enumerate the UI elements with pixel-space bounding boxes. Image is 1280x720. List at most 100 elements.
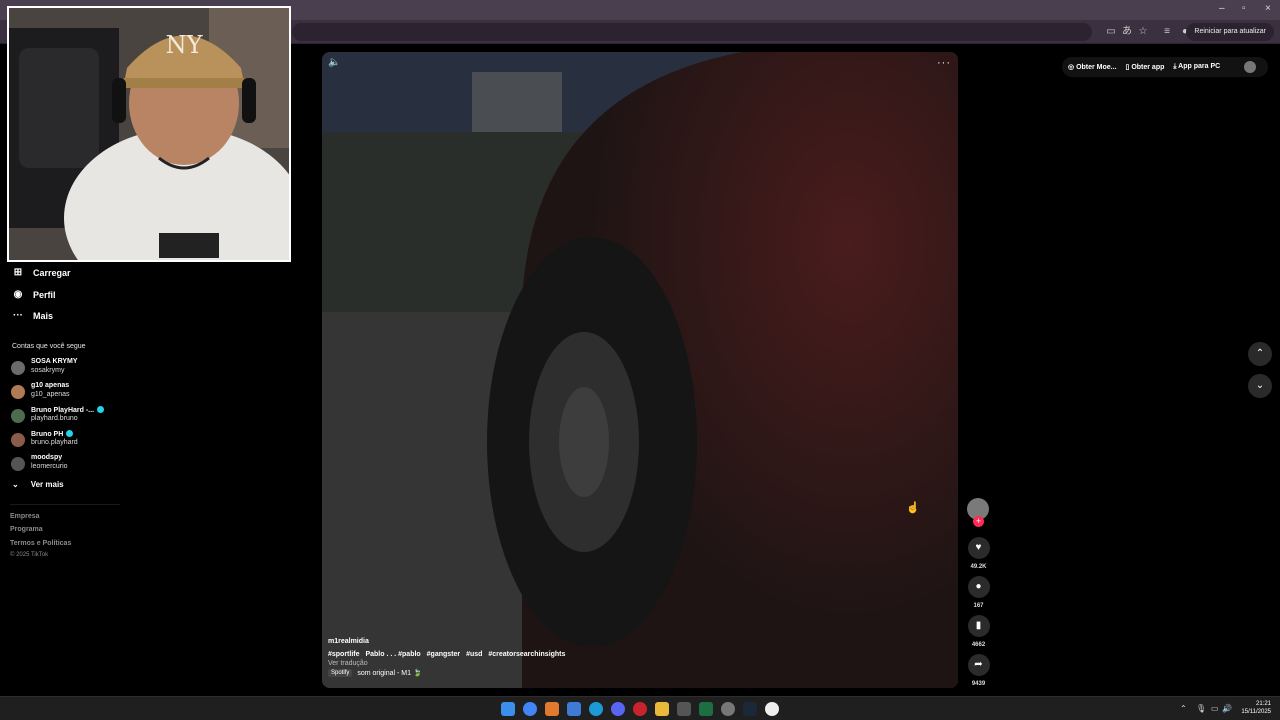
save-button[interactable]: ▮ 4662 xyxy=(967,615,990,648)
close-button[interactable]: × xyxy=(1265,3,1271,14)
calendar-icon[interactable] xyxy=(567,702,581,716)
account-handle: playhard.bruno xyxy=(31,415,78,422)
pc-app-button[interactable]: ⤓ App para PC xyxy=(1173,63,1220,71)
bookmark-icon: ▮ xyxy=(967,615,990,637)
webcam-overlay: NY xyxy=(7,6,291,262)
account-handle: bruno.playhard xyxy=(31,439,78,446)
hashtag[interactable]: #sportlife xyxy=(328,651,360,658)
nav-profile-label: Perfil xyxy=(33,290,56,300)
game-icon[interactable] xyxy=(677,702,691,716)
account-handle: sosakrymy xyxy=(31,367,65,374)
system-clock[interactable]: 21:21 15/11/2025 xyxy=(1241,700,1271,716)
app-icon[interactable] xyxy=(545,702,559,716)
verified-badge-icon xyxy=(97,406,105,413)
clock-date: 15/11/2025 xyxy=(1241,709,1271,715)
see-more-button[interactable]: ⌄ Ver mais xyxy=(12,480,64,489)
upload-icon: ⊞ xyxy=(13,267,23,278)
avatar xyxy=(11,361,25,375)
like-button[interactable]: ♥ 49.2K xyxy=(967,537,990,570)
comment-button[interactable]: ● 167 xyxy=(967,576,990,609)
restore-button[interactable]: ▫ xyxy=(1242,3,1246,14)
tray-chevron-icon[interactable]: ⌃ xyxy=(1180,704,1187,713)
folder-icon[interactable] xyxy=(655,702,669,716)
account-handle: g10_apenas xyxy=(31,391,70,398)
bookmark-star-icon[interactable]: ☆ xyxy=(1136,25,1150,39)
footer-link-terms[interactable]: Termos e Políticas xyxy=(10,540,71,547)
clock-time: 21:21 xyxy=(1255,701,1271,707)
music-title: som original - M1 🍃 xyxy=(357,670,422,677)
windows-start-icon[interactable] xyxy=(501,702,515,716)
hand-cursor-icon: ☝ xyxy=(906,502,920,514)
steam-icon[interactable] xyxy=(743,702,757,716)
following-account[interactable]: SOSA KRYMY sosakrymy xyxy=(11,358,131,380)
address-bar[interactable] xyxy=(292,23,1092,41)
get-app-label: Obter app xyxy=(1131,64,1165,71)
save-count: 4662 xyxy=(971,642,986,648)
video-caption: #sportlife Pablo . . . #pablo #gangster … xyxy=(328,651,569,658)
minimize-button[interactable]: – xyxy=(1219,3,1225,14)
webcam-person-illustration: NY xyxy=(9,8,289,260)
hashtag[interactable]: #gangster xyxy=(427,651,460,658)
---
(Your objective):
Lay out the part of the records that opens with the line containing "save-button[interactable]: ▮ 4662" and closes with the line containing "avatar xyxy=(11,361,25,375)" as a numbered list, leaving out any blank lines.

(Solution to the problem):
1. save-button[interactable]: ▮ 4662 xyxy=(967,615,990,648)
2. close-button[interactable]: × xyxy=(1265,3,1271,14)
3. calendar-icon[interactable] xyxy=(567,702,581,716)
4. account-handle: playhard.bruno xyxy=(31,415,78,422)
5. pc-app-button[interactable]: ⤓ App para PC xyxy=(1173,63,1220,71)
6. bookmark-icon: ▮ xyxy=(967,615,990,637)
7. webcam-overlay: NY xyxy=(7,6,291,262)
8. account-handle: bruno.playhard xyxy=(31,439,78,446)
9. hashtag[interactable]: #sportlife xyxy=(328,651,360,658)
10. nav-profile-label: Perfil xyxy=(33,290,56,300)
11. game-icon[interactable] xyxy=(677,702,691,716)
12. account-handle: sosakrymy xyxy=(31,367,65,374)
13. system-clock[interactable]: 21:21 15/11/2025 xyxy=(1241,700,1271,716)
14. app-icon[interactable] xyxy=(545,702,559,716)
15. verified-badge-icon xyxy=(97,406,105,413)
16. clock-date: 15/11/2025 xyxy=(1241,709,1271,715)
17. see-more-button[interactable]: ⌄ Ver mais xyxy=(12,480,64,489)
18. upload-icon: ⊞ xyxy=(13,267,23,278)
19. avatar xyxy=(11,361,25,375)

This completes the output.